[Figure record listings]
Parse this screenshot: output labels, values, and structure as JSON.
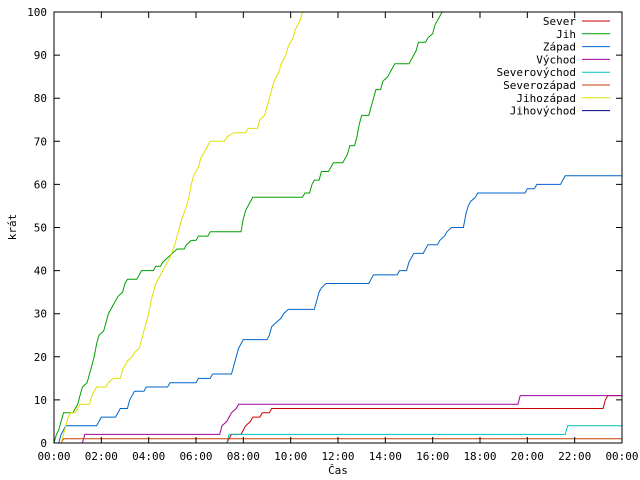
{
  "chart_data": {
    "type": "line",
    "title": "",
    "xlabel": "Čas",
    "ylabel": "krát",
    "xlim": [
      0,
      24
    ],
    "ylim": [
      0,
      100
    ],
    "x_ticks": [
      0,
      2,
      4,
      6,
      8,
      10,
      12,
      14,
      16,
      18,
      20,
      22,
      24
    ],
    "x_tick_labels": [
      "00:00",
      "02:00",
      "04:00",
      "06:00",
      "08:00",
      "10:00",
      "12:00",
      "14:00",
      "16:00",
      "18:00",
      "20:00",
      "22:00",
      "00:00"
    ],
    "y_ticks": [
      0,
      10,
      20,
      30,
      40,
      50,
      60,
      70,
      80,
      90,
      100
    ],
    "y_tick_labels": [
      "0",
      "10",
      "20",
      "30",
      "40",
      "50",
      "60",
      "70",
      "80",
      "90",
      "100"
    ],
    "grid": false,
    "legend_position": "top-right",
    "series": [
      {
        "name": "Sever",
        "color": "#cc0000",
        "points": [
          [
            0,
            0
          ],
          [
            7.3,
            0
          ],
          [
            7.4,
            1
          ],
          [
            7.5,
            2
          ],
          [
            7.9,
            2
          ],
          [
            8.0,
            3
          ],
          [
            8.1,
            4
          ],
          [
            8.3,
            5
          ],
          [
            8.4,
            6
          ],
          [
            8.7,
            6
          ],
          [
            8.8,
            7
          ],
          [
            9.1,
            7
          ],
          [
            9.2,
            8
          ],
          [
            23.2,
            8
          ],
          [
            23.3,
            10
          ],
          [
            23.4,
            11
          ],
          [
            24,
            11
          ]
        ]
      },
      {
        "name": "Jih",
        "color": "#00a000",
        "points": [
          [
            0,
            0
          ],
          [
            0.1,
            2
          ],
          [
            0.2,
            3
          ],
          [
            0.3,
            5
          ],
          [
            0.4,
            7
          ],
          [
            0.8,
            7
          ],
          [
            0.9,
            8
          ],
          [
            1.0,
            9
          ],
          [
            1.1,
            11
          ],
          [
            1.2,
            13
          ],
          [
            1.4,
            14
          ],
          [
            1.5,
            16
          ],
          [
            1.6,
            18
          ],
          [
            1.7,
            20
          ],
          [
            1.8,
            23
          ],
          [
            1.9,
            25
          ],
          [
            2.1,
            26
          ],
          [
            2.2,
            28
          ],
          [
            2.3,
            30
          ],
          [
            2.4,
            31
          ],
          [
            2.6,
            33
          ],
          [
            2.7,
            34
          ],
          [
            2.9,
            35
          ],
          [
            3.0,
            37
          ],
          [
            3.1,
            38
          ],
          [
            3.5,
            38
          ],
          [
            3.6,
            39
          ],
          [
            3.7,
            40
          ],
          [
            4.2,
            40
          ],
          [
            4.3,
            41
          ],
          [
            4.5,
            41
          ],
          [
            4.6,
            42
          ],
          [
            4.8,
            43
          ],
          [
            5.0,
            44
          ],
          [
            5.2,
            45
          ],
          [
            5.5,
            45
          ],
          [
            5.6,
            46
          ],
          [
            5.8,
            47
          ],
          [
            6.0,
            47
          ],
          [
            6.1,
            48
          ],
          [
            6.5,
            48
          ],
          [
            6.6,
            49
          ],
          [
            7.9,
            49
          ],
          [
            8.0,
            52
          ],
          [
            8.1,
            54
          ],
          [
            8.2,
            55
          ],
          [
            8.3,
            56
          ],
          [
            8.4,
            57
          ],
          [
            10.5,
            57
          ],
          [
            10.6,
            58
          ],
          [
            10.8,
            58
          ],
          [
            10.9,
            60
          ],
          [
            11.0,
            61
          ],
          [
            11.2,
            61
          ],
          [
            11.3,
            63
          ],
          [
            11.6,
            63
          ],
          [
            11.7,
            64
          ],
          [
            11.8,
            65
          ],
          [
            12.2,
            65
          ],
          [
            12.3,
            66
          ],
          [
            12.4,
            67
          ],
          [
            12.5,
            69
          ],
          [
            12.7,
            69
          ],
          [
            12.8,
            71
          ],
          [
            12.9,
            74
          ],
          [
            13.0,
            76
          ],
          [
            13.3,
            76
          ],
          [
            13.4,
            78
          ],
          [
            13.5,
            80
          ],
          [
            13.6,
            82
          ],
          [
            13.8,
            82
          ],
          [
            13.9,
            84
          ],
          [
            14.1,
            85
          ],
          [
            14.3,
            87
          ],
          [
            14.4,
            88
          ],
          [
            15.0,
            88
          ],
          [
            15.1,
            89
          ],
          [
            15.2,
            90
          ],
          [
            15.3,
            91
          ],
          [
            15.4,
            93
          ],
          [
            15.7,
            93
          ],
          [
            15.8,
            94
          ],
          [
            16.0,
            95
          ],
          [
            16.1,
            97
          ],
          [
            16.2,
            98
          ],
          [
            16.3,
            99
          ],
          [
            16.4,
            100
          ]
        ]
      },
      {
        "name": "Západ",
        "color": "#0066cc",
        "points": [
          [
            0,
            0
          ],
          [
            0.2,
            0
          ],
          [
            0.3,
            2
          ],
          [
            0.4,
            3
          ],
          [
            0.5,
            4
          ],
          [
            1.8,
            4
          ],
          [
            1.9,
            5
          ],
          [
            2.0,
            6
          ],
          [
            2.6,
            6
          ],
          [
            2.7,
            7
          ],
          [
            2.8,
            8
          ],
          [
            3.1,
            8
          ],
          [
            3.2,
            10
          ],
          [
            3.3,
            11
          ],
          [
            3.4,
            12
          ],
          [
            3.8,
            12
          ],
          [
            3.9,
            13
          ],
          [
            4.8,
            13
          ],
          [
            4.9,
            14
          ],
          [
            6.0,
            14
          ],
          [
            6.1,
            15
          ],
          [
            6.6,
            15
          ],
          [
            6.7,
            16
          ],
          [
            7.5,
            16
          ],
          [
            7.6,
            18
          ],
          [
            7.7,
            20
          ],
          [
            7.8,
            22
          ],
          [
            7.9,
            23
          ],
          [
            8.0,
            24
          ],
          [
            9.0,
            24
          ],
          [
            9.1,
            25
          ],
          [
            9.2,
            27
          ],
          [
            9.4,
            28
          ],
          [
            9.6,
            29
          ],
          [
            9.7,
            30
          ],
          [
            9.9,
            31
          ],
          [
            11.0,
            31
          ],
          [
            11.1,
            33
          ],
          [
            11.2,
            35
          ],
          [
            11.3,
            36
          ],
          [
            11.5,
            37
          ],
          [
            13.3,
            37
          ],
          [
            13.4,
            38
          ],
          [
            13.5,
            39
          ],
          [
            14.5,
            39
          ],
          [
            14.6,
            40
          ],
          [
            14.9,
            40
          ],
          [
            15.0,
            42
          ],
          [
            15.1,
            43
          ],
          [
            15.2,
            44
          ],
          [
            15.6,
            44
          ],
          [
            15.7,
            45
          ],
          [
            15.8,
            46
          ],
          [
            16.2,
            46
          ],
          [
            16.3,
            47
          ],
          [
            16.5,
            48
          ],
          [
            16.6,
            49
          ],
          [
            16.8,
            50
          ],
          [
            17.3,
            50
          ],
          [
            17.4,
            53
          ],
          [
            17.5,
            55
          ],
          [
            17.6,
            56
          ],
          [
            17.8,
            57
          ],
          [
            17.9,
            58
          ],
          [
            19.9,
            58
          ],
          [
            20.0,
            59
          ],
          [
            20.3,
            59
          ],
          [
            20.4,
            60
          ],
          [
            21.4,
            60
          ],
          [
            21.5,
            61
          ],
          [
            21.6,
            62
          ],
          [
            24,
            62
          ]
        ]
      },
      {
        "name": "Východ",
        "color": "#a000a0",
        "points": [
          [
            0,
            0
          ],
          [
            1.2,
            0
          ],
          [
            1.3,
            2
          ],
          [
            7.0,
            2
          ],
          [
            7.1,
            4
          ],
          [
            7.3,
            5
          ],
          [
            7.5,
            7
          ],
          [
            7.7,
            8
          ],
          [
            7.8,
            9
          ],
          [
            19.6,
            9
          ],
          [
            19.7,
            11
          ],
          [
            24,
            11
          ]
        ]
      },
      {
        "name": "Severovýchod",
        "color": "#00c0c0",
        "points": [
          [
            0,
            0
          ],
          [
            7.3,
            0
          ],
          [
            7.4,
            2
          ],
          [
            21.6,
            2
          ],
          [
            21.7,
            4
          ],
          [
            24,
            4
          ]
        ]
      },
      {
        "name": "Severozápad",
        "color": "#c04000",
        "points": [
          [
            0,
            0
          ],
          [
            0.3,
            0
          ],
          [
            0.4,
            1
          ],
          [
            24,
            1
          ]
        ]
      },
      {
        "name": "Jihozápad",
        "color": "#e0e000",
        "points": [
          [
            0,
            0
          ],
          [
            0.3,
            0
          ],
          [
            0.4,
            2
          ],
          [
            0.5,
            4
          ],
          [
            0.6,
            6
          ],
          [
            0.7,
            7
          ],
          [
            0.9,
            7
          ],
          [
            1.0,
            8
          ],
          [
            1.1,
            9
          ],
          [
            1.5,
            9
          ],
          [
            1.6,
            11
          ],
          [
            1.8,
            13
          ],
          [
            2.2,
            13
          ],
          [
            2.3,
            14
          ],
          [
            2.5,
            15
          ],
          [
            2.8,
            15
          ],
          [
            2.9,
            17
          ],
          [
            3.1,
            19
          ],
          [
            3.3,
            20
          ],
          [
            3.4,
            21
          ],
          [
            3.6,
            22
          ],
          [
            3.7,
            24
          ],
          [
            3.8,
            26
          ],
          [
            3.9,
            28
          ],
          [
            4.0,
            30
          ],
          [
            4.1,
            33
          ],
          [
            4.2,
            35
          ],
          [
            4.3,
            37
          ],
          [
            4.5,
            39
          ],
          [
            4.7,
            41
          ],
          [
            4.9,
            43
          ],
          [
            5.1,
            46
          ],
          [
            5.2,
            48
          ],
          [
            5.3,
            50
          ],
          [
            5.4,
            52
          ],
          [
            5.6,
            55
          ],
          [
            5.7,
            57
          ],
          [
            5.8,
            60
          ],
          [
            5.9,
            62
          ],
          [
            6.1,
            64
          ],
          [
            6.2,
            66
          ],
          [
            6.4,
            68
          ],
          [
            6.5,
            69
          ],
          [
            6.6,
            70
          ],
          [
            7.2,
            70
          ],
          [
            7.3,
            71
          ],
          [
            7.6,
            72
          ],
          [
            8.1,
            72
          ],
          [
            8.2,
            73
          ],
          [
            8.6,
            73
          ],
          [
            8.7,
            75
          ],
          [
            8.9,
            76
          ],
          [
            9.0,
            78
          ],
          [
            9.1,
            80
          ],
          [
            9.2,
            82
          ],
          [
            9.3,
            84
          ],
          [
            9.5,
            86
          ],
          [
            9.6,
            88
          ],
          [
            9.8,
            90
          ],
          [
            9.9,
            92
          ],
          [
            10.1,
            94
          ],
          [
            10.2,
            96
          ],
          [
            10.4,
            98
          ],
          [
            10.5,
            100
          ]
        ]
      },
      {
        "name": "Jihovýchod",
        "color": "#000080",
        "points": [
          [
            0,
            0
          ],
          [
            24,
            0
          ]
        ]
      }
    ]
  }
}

---

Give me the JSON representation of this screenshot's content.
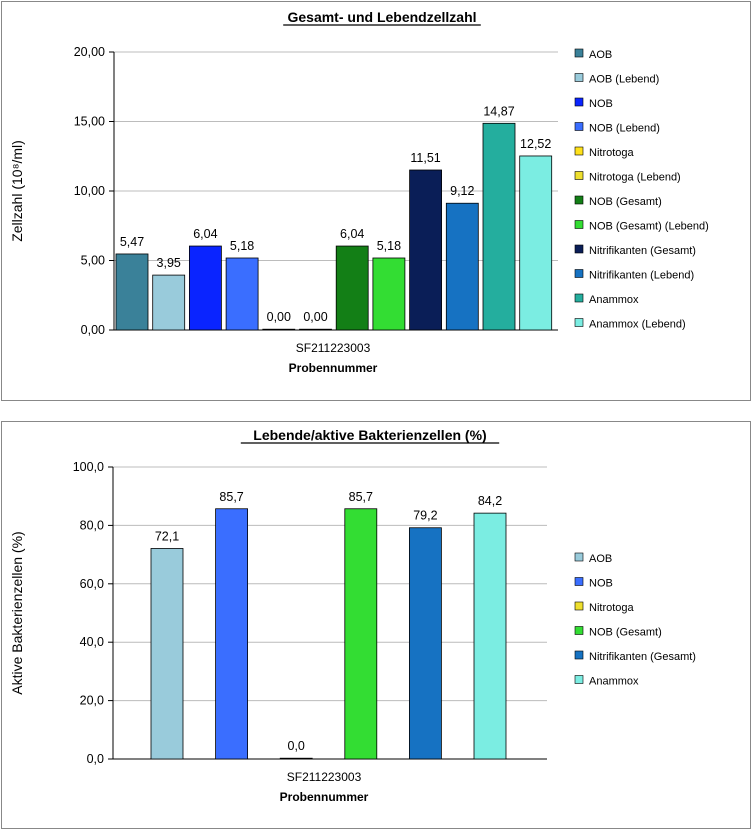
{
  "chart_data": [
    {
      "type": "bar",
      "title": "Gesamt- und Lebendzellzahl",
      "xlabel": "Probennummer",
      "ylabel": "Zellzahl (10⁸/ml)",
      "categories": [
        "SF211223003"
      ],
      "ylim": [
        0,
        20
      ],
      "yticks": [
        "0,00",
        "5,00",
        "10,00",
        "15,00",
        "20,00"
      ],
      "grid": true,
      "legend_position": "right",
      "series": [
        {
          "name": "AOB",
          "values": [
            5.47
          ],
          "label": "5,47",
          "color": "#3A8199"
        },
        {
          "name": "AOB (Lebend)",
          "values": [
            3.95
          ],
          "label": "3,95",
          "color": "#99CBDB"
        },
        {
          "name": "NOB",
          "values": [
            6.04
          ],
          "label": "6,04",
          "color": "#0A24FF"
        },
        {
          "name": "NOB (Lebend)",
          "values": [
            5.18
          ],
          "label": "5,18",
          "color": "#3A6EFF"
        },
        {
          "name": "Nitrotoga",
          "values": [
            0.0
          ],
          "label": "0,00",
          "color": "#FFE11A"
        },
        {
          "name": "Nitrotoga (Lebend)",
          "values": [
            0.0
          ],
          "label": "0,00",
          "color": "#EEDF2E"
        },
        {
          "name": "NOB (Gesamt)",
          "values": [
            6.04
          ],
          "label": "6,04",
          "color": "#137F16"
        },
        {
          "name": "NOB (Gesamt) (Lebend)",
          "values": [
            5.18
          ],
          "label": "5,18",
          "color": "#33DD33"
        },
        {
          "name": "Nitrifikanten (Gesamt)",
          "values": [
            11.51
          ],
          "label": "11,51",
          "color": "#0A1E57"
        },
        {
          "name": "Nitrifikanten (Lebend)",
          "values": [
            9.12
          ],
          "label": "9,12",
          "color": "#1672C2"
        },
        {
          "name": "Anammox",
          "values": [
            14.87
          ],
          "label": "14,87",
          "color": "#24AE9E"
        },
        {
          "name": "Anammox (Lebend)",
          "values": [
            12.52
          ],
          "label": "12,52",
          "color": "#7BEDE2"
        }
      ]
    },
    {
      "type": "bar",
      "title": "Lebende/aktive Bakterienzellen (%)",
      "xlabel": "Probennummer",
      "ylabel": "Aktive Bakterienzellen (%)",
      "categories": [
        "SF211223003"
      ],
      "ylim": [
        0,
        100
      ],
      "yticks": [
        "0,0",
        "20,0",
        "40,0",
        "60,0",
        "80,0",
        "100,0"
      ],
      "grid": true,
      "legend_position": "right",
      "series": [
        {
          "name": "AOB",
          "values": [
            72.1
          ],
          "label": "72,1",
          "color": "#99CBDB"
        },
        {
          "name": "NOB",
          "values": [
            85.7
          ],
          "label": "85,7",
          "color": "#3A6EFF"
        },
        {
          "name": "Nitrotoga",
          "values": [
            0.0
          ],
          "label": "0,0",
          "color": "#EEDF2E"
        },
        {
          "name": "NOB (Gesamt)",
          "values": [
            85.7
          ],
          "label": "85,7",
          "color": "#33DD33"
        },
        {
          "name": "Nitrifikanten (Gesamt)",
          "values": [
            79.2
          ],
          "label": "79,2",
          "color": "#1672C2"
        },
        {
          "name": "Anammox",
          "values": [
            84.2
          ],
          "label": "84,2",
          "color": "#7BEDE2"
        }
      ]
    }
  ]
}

---

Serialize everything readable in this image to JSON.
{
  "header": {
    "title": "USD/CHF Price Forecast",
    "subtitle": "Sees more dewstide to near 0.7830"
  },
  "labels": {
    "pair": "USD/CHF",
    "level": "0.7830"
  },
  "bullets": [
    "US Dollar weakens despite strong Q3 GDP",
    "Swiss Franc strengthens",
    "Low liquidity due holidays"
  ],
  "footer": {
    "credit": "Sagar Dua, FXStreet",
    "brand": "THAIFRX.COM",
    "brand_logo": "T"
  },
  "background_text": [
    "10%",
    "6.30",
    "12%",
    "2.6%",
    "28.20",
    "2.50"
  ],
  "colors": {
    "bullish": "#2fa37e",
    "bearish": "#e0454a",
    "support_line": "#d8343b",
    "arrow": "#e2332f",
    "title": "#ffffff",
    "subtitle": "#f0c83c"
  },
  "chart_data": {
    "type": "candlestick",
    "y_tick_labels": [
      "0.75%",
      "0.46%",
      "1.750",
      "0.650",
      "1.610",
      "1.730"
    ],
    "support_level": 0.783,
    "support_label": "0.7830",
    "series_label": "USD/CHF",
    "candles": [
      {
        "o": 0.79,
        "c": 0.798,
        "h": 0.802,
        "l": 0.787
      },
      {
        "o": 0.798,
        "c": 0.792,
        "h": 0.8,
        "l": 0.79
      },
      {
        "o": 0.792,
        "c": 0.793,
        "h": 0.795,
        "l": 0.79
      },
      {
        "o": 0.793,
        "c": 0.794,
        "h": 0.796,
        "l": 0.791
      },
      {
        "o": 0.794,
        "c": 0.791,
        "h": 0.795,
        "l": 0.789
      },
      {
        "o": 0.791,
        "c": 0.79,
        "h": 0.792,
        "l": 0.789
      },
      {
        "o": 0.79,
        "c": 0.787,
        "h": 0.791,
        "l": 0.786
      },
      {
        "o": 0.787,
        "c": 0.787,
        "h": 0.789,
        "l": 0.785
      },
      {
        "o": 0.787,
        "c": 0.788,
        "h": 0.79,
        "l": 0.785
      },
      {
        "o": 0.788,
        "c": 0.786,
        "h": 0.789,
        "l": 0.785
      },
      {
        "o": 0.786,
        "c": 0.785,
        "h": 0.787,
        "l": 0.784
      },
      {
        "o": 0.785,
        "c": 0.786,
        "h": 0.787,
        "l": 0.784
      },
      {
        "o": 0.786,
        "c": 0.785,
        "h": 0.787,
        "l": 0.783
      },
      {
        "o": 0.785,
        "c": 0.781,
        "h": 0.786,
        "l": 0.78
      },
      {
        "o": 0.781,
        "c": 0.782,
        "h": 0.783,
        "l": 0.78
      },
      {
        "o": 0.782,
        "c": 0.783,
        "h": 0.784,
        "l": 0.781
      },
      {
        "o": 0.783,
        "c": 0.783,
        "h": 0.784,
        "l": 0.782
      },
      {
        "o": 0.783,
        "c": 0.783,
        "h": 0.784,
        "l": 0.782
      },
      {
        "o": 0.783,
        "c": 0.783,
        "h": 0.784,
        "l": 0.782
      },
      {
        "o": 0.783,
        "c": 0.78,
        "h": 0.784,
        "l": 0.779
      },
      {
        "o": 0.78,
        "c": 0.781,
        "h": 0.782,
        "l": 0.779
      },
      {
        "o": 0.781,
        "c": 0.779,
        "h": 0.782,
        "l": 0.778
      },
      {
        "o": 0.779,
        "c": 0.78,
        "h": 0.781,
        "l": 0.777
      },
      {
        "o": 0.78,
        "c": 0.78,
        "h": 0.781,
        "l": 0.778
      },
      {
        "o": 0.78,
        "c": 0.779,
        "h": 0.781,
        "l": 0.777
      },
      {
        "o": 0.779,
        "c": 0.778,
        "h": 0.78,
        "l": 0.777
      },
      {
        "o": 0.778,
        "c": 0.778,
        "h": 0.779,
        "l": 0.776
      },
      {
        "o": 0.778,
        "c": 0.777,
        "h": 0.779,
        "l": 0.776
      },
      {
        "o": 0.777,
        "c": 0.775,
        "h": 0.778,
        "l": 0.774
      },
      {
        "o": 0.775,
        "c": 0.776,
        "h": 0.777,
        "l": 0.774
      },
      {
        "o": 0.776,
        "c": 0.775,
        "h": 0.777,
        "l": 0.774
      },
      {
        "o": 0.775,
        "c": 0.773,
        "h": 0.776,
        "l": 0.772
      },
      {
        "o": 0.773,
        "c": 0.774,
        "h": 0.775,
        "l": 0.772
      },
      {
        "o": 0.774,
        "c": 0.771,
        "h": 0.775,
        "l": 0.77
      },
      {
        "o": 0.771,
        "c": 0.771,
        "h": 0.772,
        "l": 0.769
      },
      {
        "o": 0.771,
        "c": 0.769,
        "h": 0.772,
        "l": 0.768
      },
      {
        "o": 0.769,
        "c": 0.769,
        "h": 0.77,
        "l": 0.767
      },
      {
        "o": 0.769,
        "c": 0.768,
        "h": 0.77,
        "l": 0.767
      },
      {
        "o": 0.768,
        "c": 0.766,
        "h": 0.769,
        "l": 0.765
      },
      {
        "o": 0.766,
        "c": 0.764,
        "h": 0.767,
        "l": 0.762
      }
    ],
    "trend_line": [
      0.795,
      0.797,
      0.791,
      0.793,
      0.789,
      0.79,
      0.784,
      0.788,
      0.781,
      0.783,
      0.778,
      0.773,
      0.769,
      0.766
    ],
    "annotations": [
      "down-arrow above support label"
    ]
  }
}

Instructions for the task:
Select and copy every line from the records that includes the word "ylabel".

Full response:
    "ylabel": "krát",
      "ylabel": "Zellzahl (10⁸/ml)",
      "ylabel": "Aktive Bakterienzellen (%)",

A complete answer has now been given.